What the task requires: Write out the data again exactly, skipping every picture.

[start of Material]

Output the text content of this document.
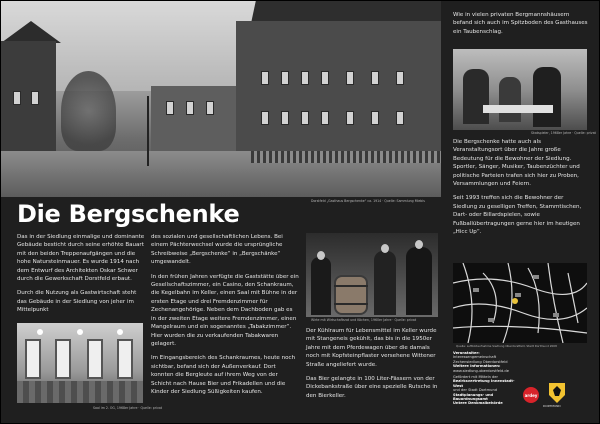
Dorstfeld „Gasthaus Bergschenke“ ca. 1914 · Quelle: Sammlung Miebis
Die Bergschenke

Das in der Siedlung einmalige und dominante Gebäude besticht durch seine erhöhte Bauart mit den beiden Treppenaufgängen und die hohe Natursteinmauer. Es wurde 1914 nach dem Entwurf des Architekten Oskar Schwer durch die Gewerkschaft Dorstfeld erbaut.

Durch die Nutzung als Gastwirtschaft steht das Gebäude in der Siedlung von jeher im Mittelpunkt

Saal im 2. OG, 1968er Jahre · Quelle: privat

des sozialen und gesellschaftlichen Lebens. Bei einem Pächterwechsel wurde die ursprüngliche Schreibweise „Bergschenke“ in „Bergschänke“ umgewandelt.

In den frühen Jahren verfügte die Gaststätte über ein Gesellschaftszimmer, ein Casino, den Schankraum, die Kegelbahn im Keller, einen Saal mit Bühne in der ersten Etage und drei Fremdenzimmer für Zechenangehörige. Neben dem Dachboden gab es in der zweiten Etage weitere Fremdenzimmer, einen Mangelraum und ein sogenanntes „Tabakzimmer“. Hier wurden die zu verkaufenden Tabakwaren gelagert.

Im Eingangsbereich des Schankraumes, heute noch sichtbar, befand sich der Außenverkauf. Dort konnten die Bergleute auf ihrem Weg von der Schicht nach Hause Bier und Frikadellen und die Kinder der Siedlung Süßigkeiten kaufen.

Wirte mit Wirtschaftsrat und Köchen, 1960er Jahre · Quelle: privat

Der Kühlraum für Lebensmittel im Keller wurde mit Stangeneis gekühlt, das bis in die 1950er Jahre mit dem Pferdewagen über die damals noch mit Kopfsteinpflaster versehene Wittener Straße angeliefert wurde.

Das Bier gelangte in 100 Liter-Fässern von der Dickebankstraße über eine spezielle Rutsche in den Bierkeller.

Wie in vielen privaten Bergmannshäusern befand sich auch im Spitzboden des Gasthauses ein Taubenschlag.

Skatspieler, 1968er Jahre · Quelle: privat

Die Bergschenke hatte auch als Veranstaltungsort über die Jahre große Bedeutung für die Bewohner der Siedlung. Sportler, Sänger, Musiker, Taubenzüchter und politische Parteien trafen sich hier zu Proben, Versammlungen und Feiern.

Seit 1993 treffen sich die Bewohner der Siedlung zu geselligen Treffen, Stammtischen, Dart- oder Billardspielen, sowie Fußballübertragungen gerne hier im heutigen „Hicc Up“.

Quelle: Luftbildaufnahme Siedlung Oberdorstfeld, Stadt Dortmund 2008
Veranstalter:
Interessengemeinschaft
Zechensiedlung Oberdorstfeld
Weitere Informationen:
www.siedlung-oberdorstfeld.de
Gefördert mit Mitteln der
Bezirksvertretung Innenstadt-West
und der Stadt Dortmund
Stadtplanungs- und Bauordnungsamt
Untere Denkmalbehörde
ardey
DORTMUND
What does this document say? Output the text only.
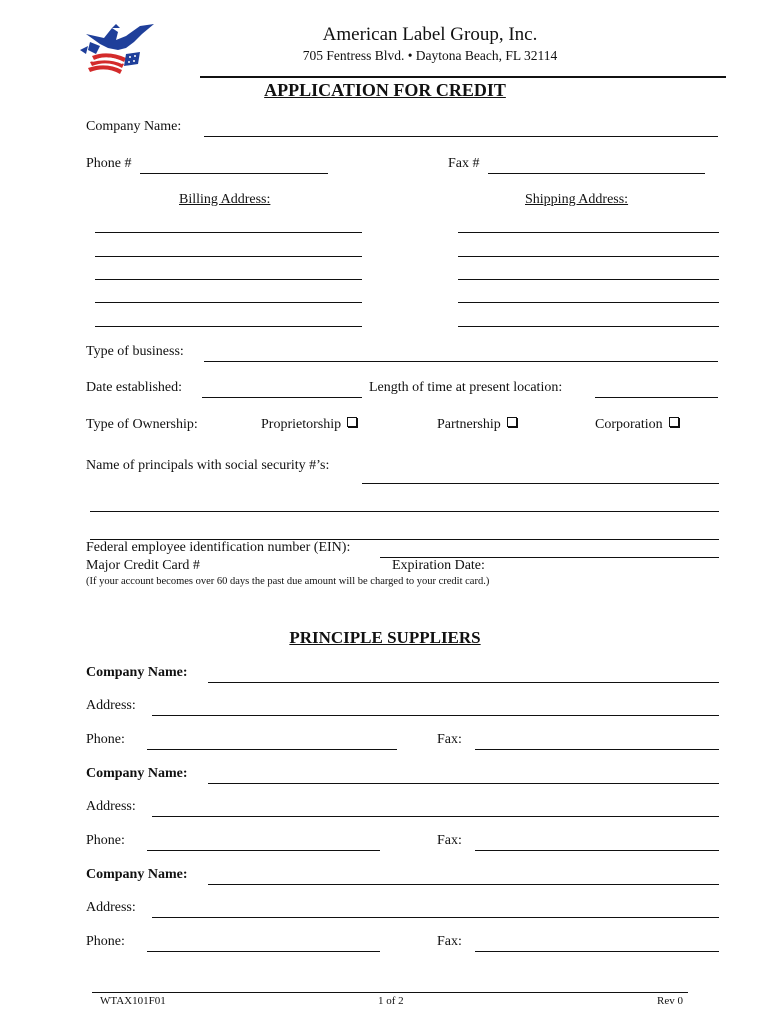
American Label Group, Inc.
705 Fentress Blvd. • Daytona Beach, FL 32114
APPLICATION FOR CREDIT
Company Name:
Phone #	Fax #
Billing Address:	Shipping Address:
Type of business:
Date established:	Length of time at present location:
Type of Ownership:	Proprietorship	Partnership	Corporation
Name of principals with social security #’s:
Federal employee identification number (EIN):
Major Credit Card #	Expiration Date:
(If your account becomes over 60 days the past due amount will be charged to your credit card.)
PRINCIPLE SUPPLIERS
Company Name:
Address:
Phone:	Fax:
Company Name:
Address:
Phone:	Fax:
Company Name:
Address:
Phone:	Fax:
WTAX101F01	1 of 2	Rev 0
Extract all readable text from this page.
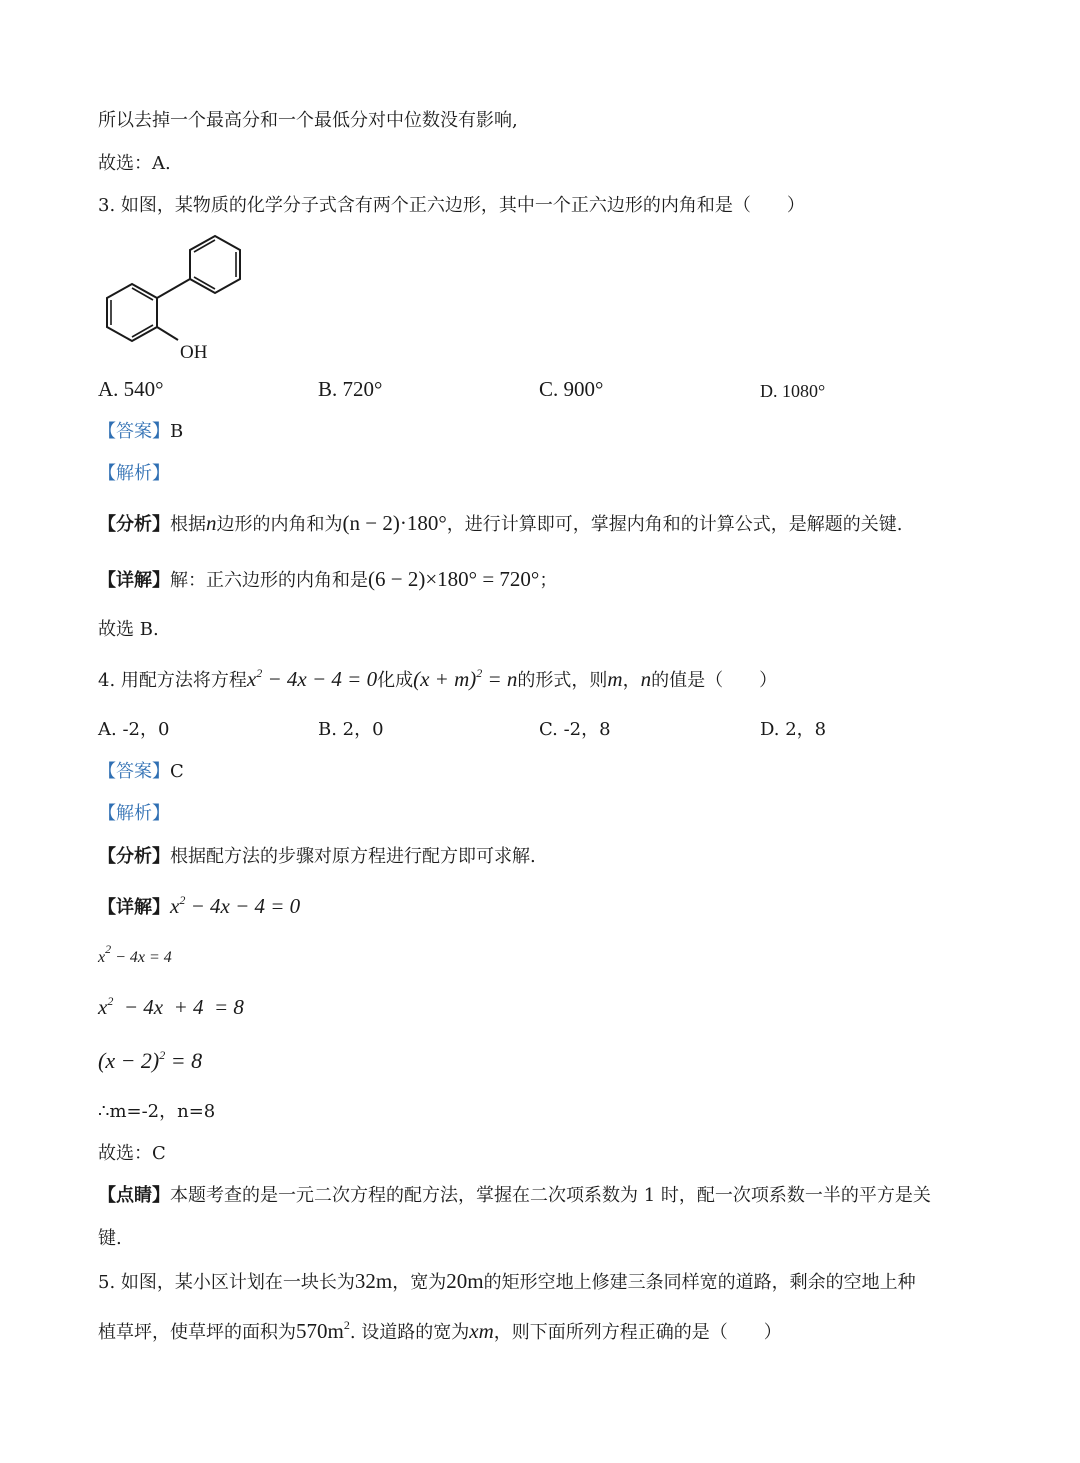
所以去掉一个最高分和一个最低分对中位数没有影响,
故选：A.
3. 如图，某物质的化学分子式含有两个正六边形，其中一个正六边形的内角和是（　　）
OH
A. 540°	B. 720°	C. 900°	D. 1080°
【答案】B
【解析】
【分析】根据n边形的内角和为(n − 2)·180°，进行计算即可，掌握内角和的计算公式，是解题的关键.
【详解】解：正六边形的内角和是(6 − 2)×180° = 720°；
故选 B.
4. 用配方法将方程$x^2 - 4x - 4 = 0$化成$(x + m)^2 = n$的形式，则m，n的值是（　　）
A. -2，0	B. 2，0	C. -2，8	D. 2，8
【答案】C
【解析】
【分析】根据配方法的步骤对原方程进行配方即可求解.
【详解】$x^2 - 4x - 4 = 0$
$x^2 - 4x = 4$
$x^2 - 4x + 4 = 8$
$(x - 2)^2 = 8$
∴m=-2，n=8
故选：C
【点睛】本题考查的是一元二次方程的配方法，掌握在二次项系数为 1 时，配一次项系数一半的平方是关
键.
5. 如图，某小区计划在一块长为32m，宽为20m的矩形空地上修建三条同样宽的道路，剩余的空地上种
植草坪，使草坪的面积为$570m^2$. 设道路的宽为xm，则下面所列方程正确的是（　　）
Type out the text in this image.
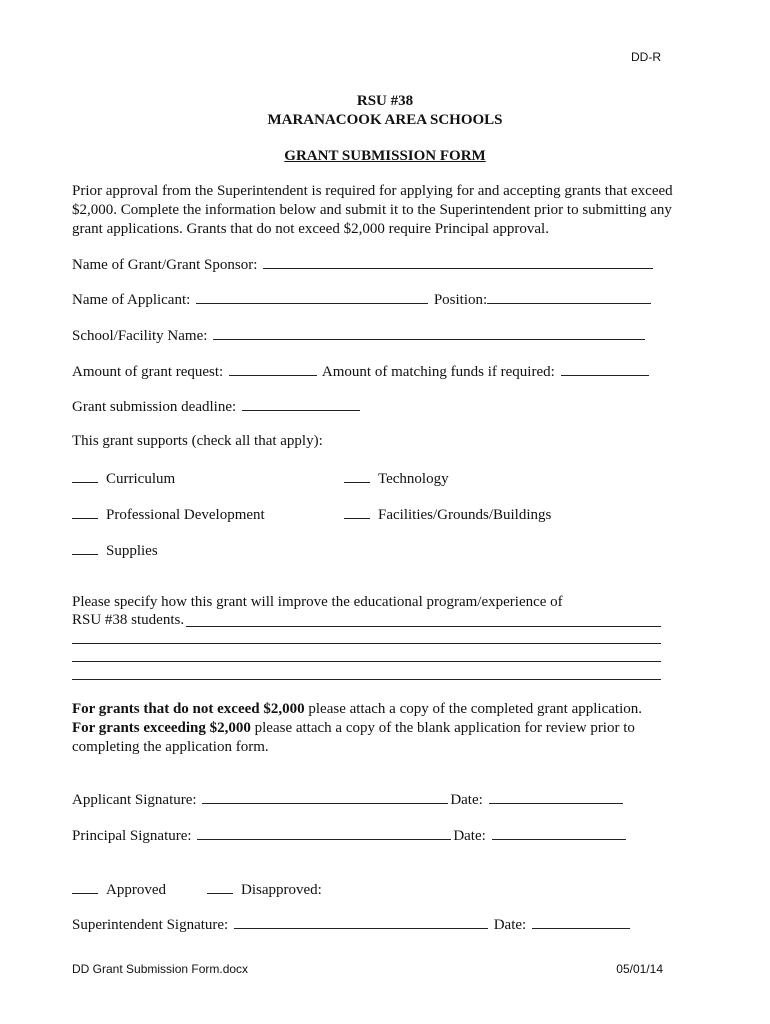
DD-R
RSU #38
MARANACOOK AREA SCHOOLS
GRANT SUBMISSION FORM
Prior approval from the Superintendent is required for applying for and accepting grants that exceed
$2,000. Complete the information below and submit it to the Superintendent prior to submitting any
grant applications. Grants that do not exceed $2,000 require Principal approval.
Name of Grant/Grant Sponsor:
Name of Applicant:	Position:
School/Facility Name:
Amount of grant request:	Amount of matching funds if required:
Grant submission deadline:
This grant supports (check all that apply):
Curriculum	Technology
Professional Development	Facilities/Grounds/Buildings
Supplies
Please specify how this grant will improve the educational program/experience of
RSU #38 students.
For grants that do not exceed $2,000 please attach a copy of the completed grant application.
For grants exceeding $2,000 please attach a copy of the blank application for review prior to
completing the application form.
Applicant Signature:	Date:
Principal Signature:	Date:
Approved	Disapproved:
Superintendent Signature:	Date:
DD Grant Submission Form.docx	05/01/14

[end of Material]

Correct result:
Output the text content of this document.
Dorstfeld „Gasthaus Bergschenke“ ca. 1914 · Quelle: Sammlung Miebis
Die Bergschenke

Das in der Siedlung einmalige und dominante Gebäude besticht durch seine erhöhte Bauart mit den beiden Treppenaufgängen und die hohe Natursteinmauer. Es wurde 1914 nach dem Entwurf des Architekten Oskar Schwer durch die Gewerkschaft Dorstfeld erbaut.

Durch die Nutzung als Gastwirtschaft steht das Gebäude in der Siedlung von jeher im Mittelpunkt

Saal im 2. OG, 1968er Jahre · Quelle: privat

des sozialen und gesellschaftlichen Lebens. Bei einem Pächterwechsel wurde die ursprüngliche Schreibweise „Bergschenke“ in „Bergschänke“ umgewandelt.

In den frühen Jahren verfügte die Gaststätte über ein Gesellschaftszimmer, ein Casino, den Schankraum, die Kegelbahn im Keller, einen Saal mit Bühne in der ersten Etage und drei Fremdenzimmer für Zechenangehörige. Neben dem Dachboden gab es in der zweiten Etage weitere Fremdenzimmer, einen Mangelraum und ein sogenanntes „Tabakzimmer“. Hier wurden die zu verkaufenden Tabakwaren gelagert.

Im Eingangsbereich des Schankraumes, heute noch sichtbar, befand sich der Außenverkauf. Dort konnten die Bergleute auf ihrem Weg von der Schicht nach Hause Bier und Frikadellen und die Kinder der Siedlung Süßigkeiten kaufen.

Wirte mit Wirtschaftsrat und Köchen, 1960er Jahre · Quelle: privat

Der Kühlraum für Lebensmittel im Keller wurde mit Stangeneis gekühlt, das bis in die 1950er Jahre mit dem Pferdewagen über die damals noch mit Kopfsteinpflaster versehene Wittener Straße angeliefert wurde.

Das Bier gelangte in 100 Liter-Fässern von der Dickebankstraße über eine spezielle Rutsche in den Bierkeller.

Wie in vielen privaten Bergmannshäusern befand sich auch im Spitzboden des Gasthauses ein Taubenschlag.

Skatspieler, 1968er Jahre · Quelle: privat

Die Bergschenke hatte auch als Veranstaltungsort über die Jahre große Bedeutung für die Bewohner der Siedlung. Sportler, Sänger, Musiker, Taubenzüchter und politische Parteien trafen sich hier zu Proben, Versammlungen und Feiern.

Seit 1993 treffen sich die Bewohner der Siedlung zu geselligen Treffen, Stammtischen, Dart- oder Billardspielen, sowie Fußballübertragungen gerne hier im heutigen „Hicc Up“.

Quelle: Luftbildaufnahme Siedlung Oberdorstfeld, Stadt Dortmund 2008
Veranstalter:
Interessengemeinschaft
Zechensiedlung Oberdorstfeld
Weitere Informationen:
www.siedlung-oberdorstfeld.de
Gefördert mit Mitteln der
Bezirksvertretung Innenstadt-West
und der Stadt Dortmund
Stadtplanungs- und Bauordnungsamt
Untere Denkmalbehörde
ardey
DORTMUND
What does this document say? Output the text only.
American Label Group, Inc.
705 Fentress Blvd. • Daytona Beach, FL 32114
APPLICATION FOR CREDIT
Company Name:
Phone #	Fax #
Billing Address:	Shipping Address:
Type of business:
Date established:	Length of time at present location:
Type of Ownership:	Proprietorship	Partnership	Corporation
Name of principals with social security #’s:
Federal employee identification number (EIN):
Major Credit Card #	Expiration Date:
(If your account becomes over 60 days the past due amount will be charged to your credit card.)
PRINCIPLE SUPPLIERS
Company Name:
Address:
Phone:	Fax:
Company Name:
Address:
Phone:	Fax:
Company Name:
Address:
Phone:	Fax:
WTAX101F01	1 of 2	Rev 0
Extract all readable text from this page.
所以去掉一个最高分和一个最低分对中位数没有影响,
故选：A.
3. 如图，某物质的化学分子式含有两个正六边形，其中一个正六边形的内角和是（　　）
OH
A. 540°	B. 720°	C. 900°	D. 1080°
【答案】B
【解析】
【分析】根据n边形的内角和为(n − 2)·180°，进行计算即可，掌握内角和的计算公式，是解题的关键.
【详解】解：正六边形的内角和是(6 − 2)×180° = 720°；
故选 B.
4. 用配方法将方程$x^2 - 4x - 4 = 0$化成$(x + m)^2 = n$的形式，则m，n的值是（　　）
A. -2，0	B. 2，0	C. -2，8	D. 2，8
【答案】C
【解析】
【分析】根据配方法的步骤对原方程进行配方即可求解.
【详解】$x^2 - 4x - 4 = 0$
$x^2 - 4x = 4$
$x^2 - 4x + 4 = 8$
$(x - 2)^2 = 8$
∴m=-2，n=8
故选：C
【点睛】本题考查的是一元二次方程的配方法，掌握在二次项系数为 1 时，配一次项系数一半的平方是关
键.
5. 如图，某小区计划在一块长为32m，宽为20m的矩形空地上修建三条同样宽的道路，剩余的空地上种
植草坪，使草坪的面积为$570m^2$. 设道路的宽为xm，则下面所列方程正确的是（　　）
Type out the text in this image.
DD-R
RSU #38
MARANACOOK AREA SCHOOLS
GRANT SUBMISSION FORM
Prior approval from the Superintendent is required for applying for and accepting grants that exceed
$2,000. Complete the information below and submit it to the Superintendent prior to submitting any
grant applications. Grants that do not exceed $2,000 require Principal approval.
Name of Grant/Grant Sponsor:
Name of Applicant:	Position:
School/Facility Name:
Amount of grant request:	Amount of matching funds if required:
Grant submission deadline:
This grant supports (check all that apply):
Curriculum	Technology
Professional Development	Facilities/Grounds/Buildings
Supplies
Please specify how this grant will improve the educational program/experience of
RSU #38 students.
For grants that do not exceed $2,000 please attach a copy of the completed grant application.
For grants exceeding $2,000 please attach a copy of the blank application for review prior to
completing the application form.
Applicant Signature:	Date:
Principal Signature:	Date:
Approved	Disapproved:
Superintendent Signature:	Date:
DD Grant Submission Form.docx	05/01/14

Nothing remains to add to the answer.